Problem description
Determine which lines of the records include the word "一组对角相等的四边形是平行四边形", and copy them.

★ ★ ★ ★ ★

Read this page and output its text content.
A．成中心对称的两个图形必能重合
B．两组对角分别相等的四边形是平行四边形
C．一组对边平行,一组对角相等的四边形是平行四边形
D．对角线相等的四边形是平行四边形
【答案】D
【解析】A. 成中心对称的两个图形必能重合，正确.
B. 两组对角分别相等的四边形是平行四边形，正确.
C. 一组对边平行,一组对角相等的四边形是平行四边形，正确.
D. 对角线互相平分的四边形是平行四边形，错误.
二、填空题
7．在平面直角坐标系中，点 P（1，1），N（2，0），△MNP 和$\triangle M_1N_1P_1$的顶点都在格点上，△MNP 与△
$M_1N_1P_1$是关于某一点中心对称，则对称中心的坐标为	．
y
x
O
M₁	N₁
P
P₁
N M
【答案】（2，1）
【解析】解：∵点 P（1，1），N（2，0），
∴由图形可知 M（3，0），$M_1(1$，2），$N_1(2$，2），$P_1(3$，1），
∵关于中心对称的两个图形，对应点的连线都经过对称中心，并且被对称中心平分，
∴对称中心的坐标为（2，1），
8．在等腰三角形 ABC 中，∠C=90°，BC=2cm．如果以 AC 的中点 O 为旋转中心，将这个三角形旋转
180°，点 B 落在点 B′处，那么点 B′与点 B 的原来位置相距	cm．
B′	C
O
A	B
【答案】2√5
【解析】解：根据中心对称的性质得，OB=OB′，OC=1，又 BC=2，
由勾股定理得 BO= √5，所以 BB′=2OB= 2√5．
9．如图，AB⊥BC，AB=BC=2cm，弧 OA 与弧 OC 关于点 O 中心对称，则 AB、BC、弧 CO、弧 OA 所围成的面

★ ★ ★ ★ ★

Exercise output
C．一组对边平行,一组对角相等的四边形是平行四边形
C. 一组对边平行,一组对角相等的四边形是平行四边形，正确.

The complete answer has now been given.